Start of Source data

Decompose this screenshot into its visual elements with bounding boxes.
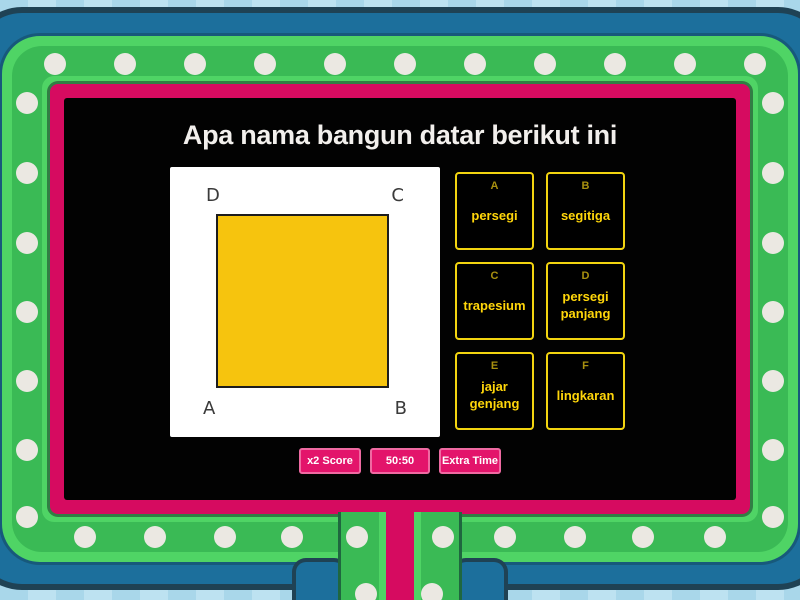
answer-option-b[interactable] — [546, 172, 625, 250]
answer-letter: A — [490, 180, 499, 192]
light-dot — [346, 526, 368, 548]
light-dot — [762, 162, 784, 184]
light-dot — [184, 53, 206, 75]
answer-label: lingkaran — [556, 387, 615, 403]
answer-label: persegi — [471, 207, 518, 223]
light-dot — [74, 526, 96, 548]
light-dot — [762, 232, 784, 254]
question-figure-panel — [170, 167, 440, 437]
light-dot — [144, 526, 166, 548]
light-dot — [16, 439, 38, 461]
light-dot — [604, 53, 626, 75]
light-dot — [762, 92, 784, 114]
light-dot — [44, 53, 66, 75]
light-dot — [674, 53, 696, 75]
answer-letter: C — [490, 270, 499, 282]
answer-option-d[interactable] — [546, 262, 625, 340]
light-dot — [534, 53, 556, 75]
square-corner-label-c: C — [391, 185, 404, 206]
powerup-extra-time[interactable]: Extra Time — [439, 448, 501, 474]
answer-letter: B — [581, 180, 590, 192]
light-dot — [632, 526, 654, 548]
light-dot — [114, 53, 136, 75]
answer-label: persegi panjang — [560, 289, 611, 321]
light-dot — [464, 53, 486, 75]
light-dot — [564, 526, 586, 548]
answer-label: segitiga — [560, 207, 611, 223]
answer-option-f[interactable] — [546, 352, 625, 430]
answer-option-e[interactable] — [455, 352, 534, 430]
yellow-square-shape — [216, 214, 389, 388]
light-dot — [762, 506, 784, 528]
light-dot — [494, 526, 516, 548]
light-dot — [324, 53, 346, 75]
light-dot — [744, 53, 766, 75]
light-dot — [254, 53, 276, 75]
question-title: Apa nama bangun datar berikut ini — [182, 120, 618, 150]
light-dot — [421, 583, 443, 600]
light-dot — [16, 92, 38, 114]
answer-option-a[interactable] — [455, 172, 534, 250]
answer-grid — [455, 172, 625, 430]
light-dot — [281, 526, 303, 548]
light-dot — [394, 53, 416, 75]
light-dot — [762, 301, 784, 323]
powerup-fifty-fifty[interactable]: 50:50 — [370, 448, 430, 474]
powerup-x2-score[interactable]: x2 Score — [299, 448, 361, 474]
light-dot — [704, 526, 726, 548]
square-corner-label-a: A — [203, 398, 216, 419]
answer-letter: E — [490, 360, 499, 372]
light-dot — [762, 370, 784, 392]
light-dot — [355, 583, 377, 600]
answer-label: trapesium — [463, 297, 526, 313]
light-dot — [16, 301, 38, 323]
answer-option-c[interactable] — [455, 262, 534, 340]
light-dot — [762, 439, 784, 461]
light-dot — [16, 506, 38, 528]
light-dot — [16, 370, 38, 392]
answer-letter: F — [582, 360, 589, 372]
light-dot — [16, 232, 38, 254]
light-dot — [16, 162, 38, 184]
light-dot — [432, 526, 454, 548]
light-dot — [214, 526, 236, 548]
square-corner-label-b: B — [394, 398, 407, 419]
answer-label: jajar genjang — [469, 379, 520, 411]
answer-letter: D — [581, 270, 590, 282]
square-corner-label-d: D — [206, 185, 220, 206]
pedestal-pink-column — [386, 500, 414, 600]
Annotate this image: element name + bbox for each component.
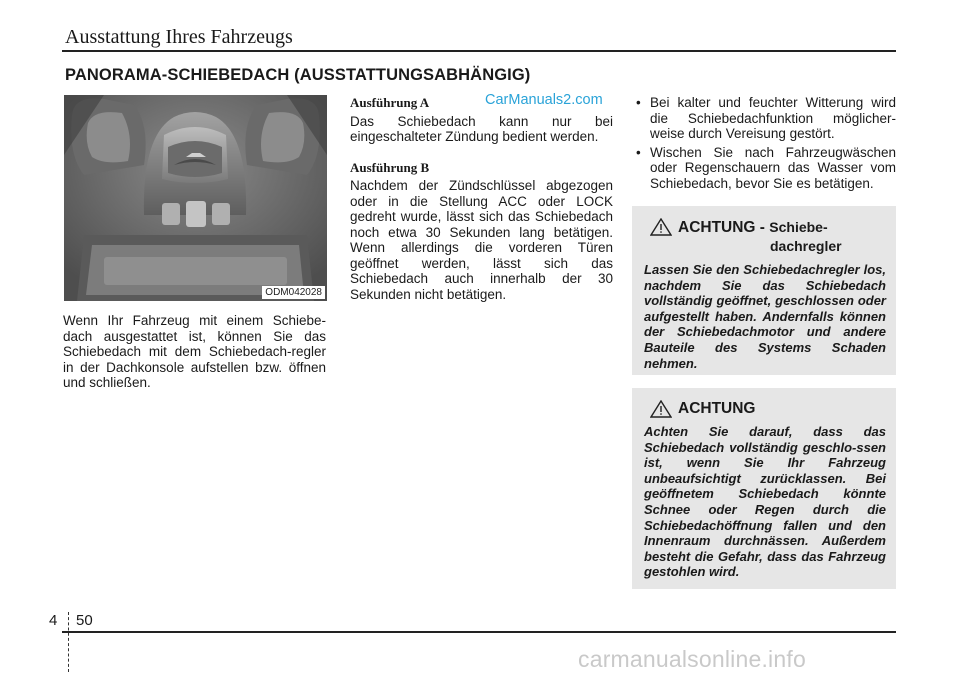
caution-box-closed-sunroof (632, 388, 896, 589)
caution-box-sunroof-control (632, 206, 896, 375)
watermark-link[interactable]: CarManuals2.com (485, 92, 603, 108)
caution-title (678, 400, 756, 418)
version-b-text: Nachdem der Zündschlüssel abgezogen oder in die Stellung ACC oder LOCK gedreht wurde, lässt sich das Schiebedach noch etwa 30 Sekunden lang betätigen. Wenn allerdings die vorderen Türen geöffnet werden, lässt sich das Schiebedach auch innerhalb der 30 Sekunden nicht betätigen. (350, 178, 613, 302)
page-number-separator (68, 612, 69, 672)
intro-paragraph: Wenn Ihr Fahrzeug mit einem Schiebe-dach ausgestattet ist, können Sie das Schiebedach mit dem Schiebedach-regler in der Dachkonsole aufstellen bzw. öffnen und schließen. (63, 313, 326, 390)
version-column (350, 95, 613, 302)
intro-column (63, 313, 326, 391)
version-a-heading: Ausführung A (350, 95, 430, 110)
sunroof-control-photo (64, 95, 327, 301)
chapter-number: 4 (49, 612, 58, 629)
caution-subject: Schiebe- (769, 219, 828, 235)
list-item (634, 145, 896, 192)
page-number: 50 (76, 612, 93, 629)
footer-divider (62, 631, 896, 633)
caution-header (644, 218, 886, 256)
list-item-text: Bei kalter und feuchter Witterung wird die Schiebedachfunktion möglicher-weise durch Vereisung gestört. (650, 95, 896, 141)
warning-triangle-icon (650, 218, 672, 236)
header-divider (62, 50, 896, 52)
list-item-text: Wischen Sie nach Fahrzeugwäschen oder Regenschauern das Wasser vom Schiebedach, bevor Sie es betätigen. (650, 144, 896, 191)
caution-label: ACHTUNG - (678, 219, 765, 236)
notes-column (634, 95, 896, 194)
version-a-text: Das Schiebedach kann nur bei eingeschalteter Zündung bedient werden. (350, 113, 613, 144)
list-item (634, 95, 896, 142)
version-b-heading: Ausführung B (350, 159, 430, 175)
caution-body: Achten Sie darauf, dass das Schiebedach vollständig geschlo-ssen ist, wenn Sie Ihr Fahrzeug unbeaufsichtigt zurücklassen. Bei geöffnetem Schiebedach könnte Schnee oder Regen durch die Schiebedachöffnung fallen und den Innenraum durchnässen. Außerdem besteht die Gefahr, dass das Fahrzeug gestohlen wird. (644, 424, 886, 580)
warning-triangle-icon (650, 400, 672, 418)
caution-header (644, 400, 886, 418)
caution-subject-continued: dachregler (770, 238, 842, 254)
bullet-icon: • (636, 95, 641, 110)
caution-label: ACHTUNG (678, 400, 756, 417)
footer-watermark[interactable]: carmanualsonline.info (578, 646, 806, 672)
caution-title (678, 218, 842, 256)
header-title: Ausstattung Ihres Fahrzeugs (65, 26, 293, 48)
notes-list (634, 95, 896, 191)
caution-body: Lassen Sie den Schiebedachregler los, nachdem Sie das Schiebedach vollständig geöffnet, geschlossen oder aufgestellt haben. Andernfalls können der Schiebedachmotor und andere Bauteile des Systems Schaden nehmen. (644, 262, 886, 371)
overhead-console-image (64, 95, 327, 301)
bullet-icon: • (636, 144, 641, 160)
image-code-label: ODM042028 (262, 286, 325, 299)
section-title: PANORAMA-SCHIEBEDACH (AUSSTATTUNGSABHÄNGIG) (65, 66, 531, 84)
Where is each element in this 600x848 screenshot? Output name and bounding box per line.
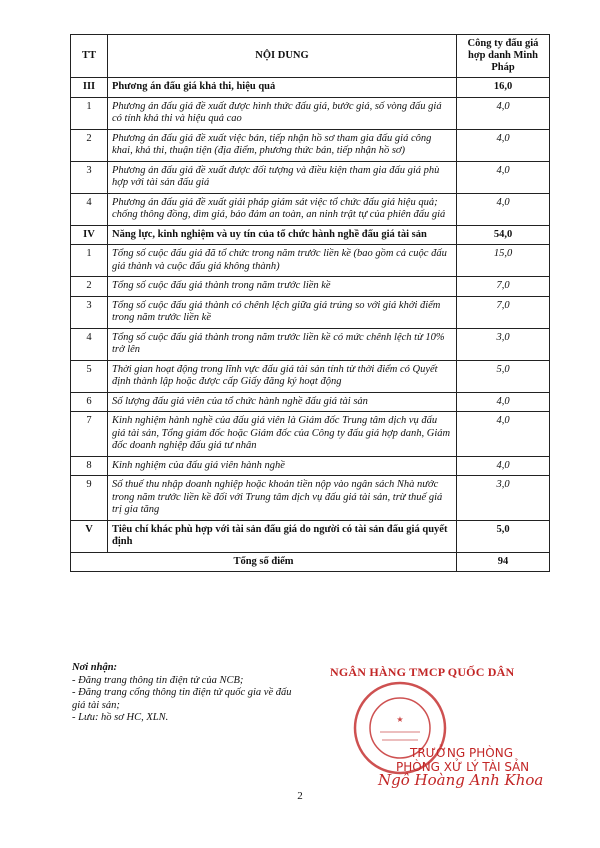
table-row (71, 328, 550, 360)
signer-department: PHÒNG XỬ LÝ TÀI SẢN (396, 760, 530, 774)
section-row (71, 225, 550, 245)
row-number: 5 (71, 360, 108, 392)
criterion-score: 7,0 (457, 296, 550, 328)
scoring-table (70, 34, 550, 572)
total-label: Tổng số điểm (71, 552, 457, 572)
criterion-text: Số thuế thu nhập doanh nghiệp hoặc khoản tiền nộp vào ngân sách Nhà nước trong năm trước liền kề đối với Trung tâm dịch vụ đấu giá tài sản, trừ thuế giá trị gia tăng (108, 476, 457, 521)
criterion-text: Thời gian hoạt động trong lĩnh vực đấu giá tài sản tính từ thời điểm có Quyết định thành lập hoặc được cấp Giấy đăng ký hoạt động (108, 360, 457, 392)
header-organization: Công ty đấu giá hợp danh Minh Pháp (457, 35, 550, 78)
section-score: 54,0 (457, 225, 550, 245)
criterion-score: 4,0 (457, 412, 550, 457)
total-value: 94 (457, 552, 550, 572)
table-body (71, 78, 550, 553)
table-row (71, 193, 550, 225)
signer-title: TRƯỞNG PHÒNG (410, 746, 513, 760)
row-number: 9 (71, 476, 108, 521)
criterion-score: 3,0 (457, 476, 550, 521)
section-title: Tiêu chí khác phù hợp với tài sản đấu giá do người có tài sản đấu giá quyết định (108, 520, 457, 552)
header-tt: TT (71, 35, 108, 78)
section-score: 5,0 (457, 520, 550, 552)
bank-name: NGÂN HÀNG TMCP QUỐC DÂN (330, 665, 515, 679)
row-number: 6 (71, 392, 108, 412)
section-row (71, 78, 550, 98)
recipient-line: - Đăng trang thông tin điện tử của NCB; (72, 674, 244, 686)
table-row (71, 296, 550, 328)
table-row (71, 97, 550, 129)
row-number: 4 (71, 328, 108, 360)
criterion-score: 5,0 (457, 360, 550, 392)
criterion-text: Phương án đấu giá đề xuất giải pháp giám sát việc tổ chức đấu giá hiệu quả; chống thông đồng, dìm giá, bảo đảm an toàn, an ninh trật tự của phiên đấu giá (108, 193, 457, 225)
criterion-score: 4,0 (457, 193, 550, 225)
criterion-text: Tổng số cuộc đấu giá thành trong năm trước liền kề (108, 277, 457, 297)
section-row (71, 520, 550, 552)
table-row (71, 360, 550, 392)
criterion-text: Tổng số cuộc đấu giá đã tổ chức trong năm trước liền kề (bao gồm cả cuộc đấu giá thành và cuộc đấu giá không thành) (108, 245, 457, 277)
criterion-text: Phương án đấu giá đề xuất việc bán, tiếp nhận hồ sơ tham gia đấu giá công khai, khả thi, thuận tiện (địa điểm, phương thức bán, tiếp nhận hồ sơ) (108, 129, 457, 161)
table-row (71, 277, 550, 297)
header-content: NỘI DUNG (108, 35, 457, 78)
criterion-score: 4,0 (457, 97, 550, 129)
total-row (71, 552, 550, 572)
table-row (71, 392, 550, 412)
row-number: V (71, 520, 108, 552)
criterion-text: Kinh nghiệm của đấu giá viên hành nghề (108, 456, 457, 476)
row-number: IV (71, 225, 108, 245)
criterion-score: 15,0 (457, 245, 550, 277)
criterion-score: 4,0 (457, 129, 550, 161)
criterion-score: 3,0 (457, 328, 550, 360)
table-row (71, 456, 550, 476)
section-title: Phương án đấu giá khả thi, hiệu quả (108, 78, 457, 98)
criterion-score: 7,0 (457, 277, 550, 297)
table-row (71, 161, 550, 193)
row-number: 8 (71, 456, 108, 476)
row-number: 3 (71, 296, 108, 328)
table-row (71, 476, 550, 521)
criterion-score: 4,0 (457, 161, 550, 193)
recipient-line: - Lưu: hồ sơ HC, XLN. (72, 712, 169, 723)
criterion-score: 4,0 (457, 392, 550, 412)
criterion-text: Kinh nghiệm hành nghề của đấu giá viên là Giám đốc Trung tâm dịch vụ đấu giá tài sản, Tổng giám đốc hoặc Giám đốc của Công ty đấu giá hợp danh, Giám đốc doanh nghiệp đấu giá tư nhân (108, 412, 457, 457)
criterion-text: Tổng số cuộc đấu giá thành trong năm trước liền kề có mức chênh lệch từ 10% trở lên (108, 328, 457, 360)
criterion-text: Phương án đấu giá đề xuất được đối tượng và điều kiện tham gia đấu giá phù hợp với tài sản đấu giá (108, 161, 457, 193)
row-number: III (71, 78, 108, 98)
signer-name: Ngô Hoàng Anh Khoa (378, 771, 544, 789)
table-row (71, 245, 550, 277)
row-number: 2 (71, 129, 108, 161)
criterion-text: Phương án đấu giá đề xuất được hình thức đấu giá, bước giá, số vòng đấu giá có tính khả thi và hiệu quả cao (108, 97, 457, 129)
criterion-text: Số lượng đấu giá viên của tổ chức hành nghề đấu giá tài sản (108, 392, 457, 412)
row-number: 4 (71, 193, 108, 225)
recipients-heading: Nơi nhận: (72, 662, 118, 673)
row-number: 3 (71, 161, 108, 193)
table-row (71, 412, 550, 457)
svg-text:★: ★ (396, 715, 404, 724)
row-number: 2 (71, 277, 108, 297)
page-number: 2 (297, 790, 303, 802)
table-header-row (71, 35, 550, 78)
recipient-line: - Đăng trang cổng thông tin điện tử quốc gia về đấu giá tài sản; (72, 687, 292, 711)
recipients-block (72, 662, 292, 725)
row-number: 1 (71, 97, 108, 129)
criterion-text: Tổng số cuộc đấu giá thành có chênh lệch giữa giá trúng so với giá khởi điểm trong năm trước liền kề (108, 296, 457, 328)
row-number: 7 (71, 412, 108, 457)
section-score: 16,0 (457, 78, 550, 98)
row-number: 1 (71, 245, 108, 277)
criterion-score: 4,0 (457, 456, 550, 476)
section-title: Năng lực, kinh nghiệm và uy tín của tổ chức hành nghề đấu giá tài sản (108, 225, 457, 245)
table-row (71, 129, 550, 161)
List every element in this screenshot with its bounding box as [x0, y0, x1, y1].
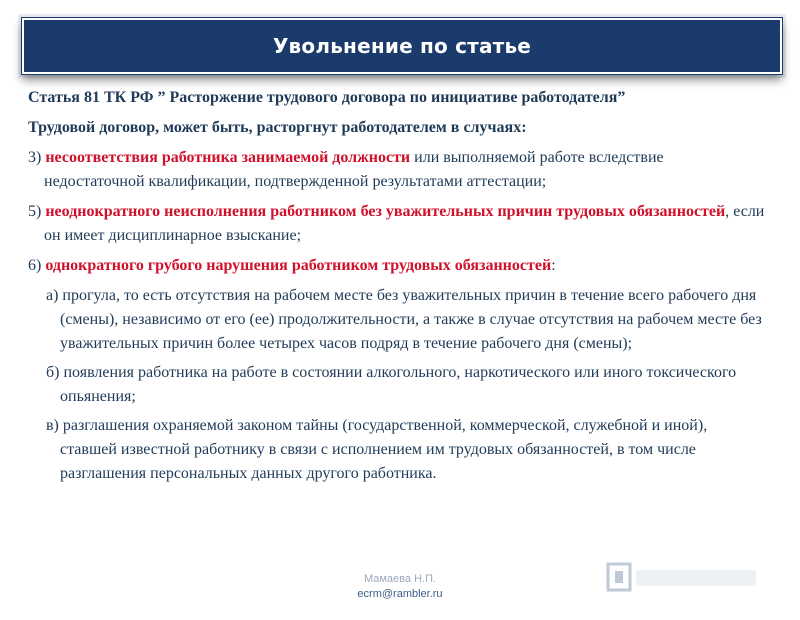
footer — [320, 572, 480, 602]
item-5-text: , если он имеет дисциплинарное взыскание; — [44, 203, 765, 244]
item-6 — [28, 254, 768, 278]
item-3-number: 3) — [28, 149, 46, 166]
item-3-text: или выполняемой работе вследствие недостаточной квалификации, подтвержденной результатами аттестации; — [44, 149, 664, 190]
item-6-highlight: однократного грубого нарушения работником трудовых обязанностей — [45, 257, 552, 274]
item-5-highlight: неоднократного неисполнения работником без уважительных причин трудовых обязанностей — [45, 203, 726, 220]
article-intro: Трудовой договор, может быть, расторгнут работодателем в случаях: — [28, 119, 527, 136]
title-banner — [22, 18, 782, 74]
article-heading: Статья 81 ТК РФ ” Расторжение трудового договора по инициативе работодателя” — [28, 89, 626, 106]
page-title: Увольнение по статье — [272, 34, 532, 58]
sub-item-b: б) появления работника на работе в состоянии алкогольного, наркотического или иного токсического опьянения; — [46, 364, 737, 405]
item-6-text: : — [551, 257, 556, 274]
sub-item-a: а) прогула, то есть отсутствия на рабочем месте без уважительных причин в течение всего рабочего дня (смены), независимо от его (ее) продолжительности, а также в случае отсутствия на рабочем месте без уважительных причин более четырех часов подряд в течение рабочего дня (смены); — [46, 287, 762, 352]
footer-author: Мамаева Н.П. — [363, 573, 437, 585]
item-5 — [28, 200, 768, 248]
article-content — [28, 86, 768, 491]
watermark-logo-icon — [606, 560, 766, 596]
item-3 — [28, 146, 768, 194]
footer-email: ecrm@rambler.ru — [357, 588, 443, 600]
item-3-highlight: несоответствия работника занимаемой должности — [45, 149, 411, 166]
item-6-number: 6) — [28, 257, 46, 274]
item-5-number: 5) — [28, 203, 46, 220]
sub-item-c: в) разглашения охраняемой законом тайны (государственной, коммерческой, служебной и иной), ставшей известной работнику в связи с исполнением им трудовых обязанностей, в том числе разглашения персональных данных другого работника. — [46, 417, 708, 482]
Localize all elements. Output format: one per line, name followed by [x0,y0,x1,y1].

End of Source data

_The exercise_. Please rewrite the entries starting with the line that contains "footer — [320, 572, 480, 602]" and going on through the line that contains "item-5-highlight: неоднократного неисполнения", swapping "работником" for "сотрудником" and leaving everything else unchanged. Give back only those lines.

_Result of this exercise_.
footer — [320, 572, 480, 602]
item-5-text: , если он имеет дисциплинарное взыскание; — [44, 203, 765, 244]
item-6 — [28, 254, 768, 278]
item-3-number: 3) — [28, 149, 46, 166]
item-3-text: или выполняемой работе вследствие недостаточной квалификации, подтвержденной результатами аттестации; — [44, 149, 664, 190]
item-6-highlight: однократного грубого нарушения сотрудником трудовых обязанностей — [45, 257, 552, 274]
item-5-highlight: неоднократного неисполнения сотрудником без уважительных причин трудовых обязанностей — [45, 203, 726, 220]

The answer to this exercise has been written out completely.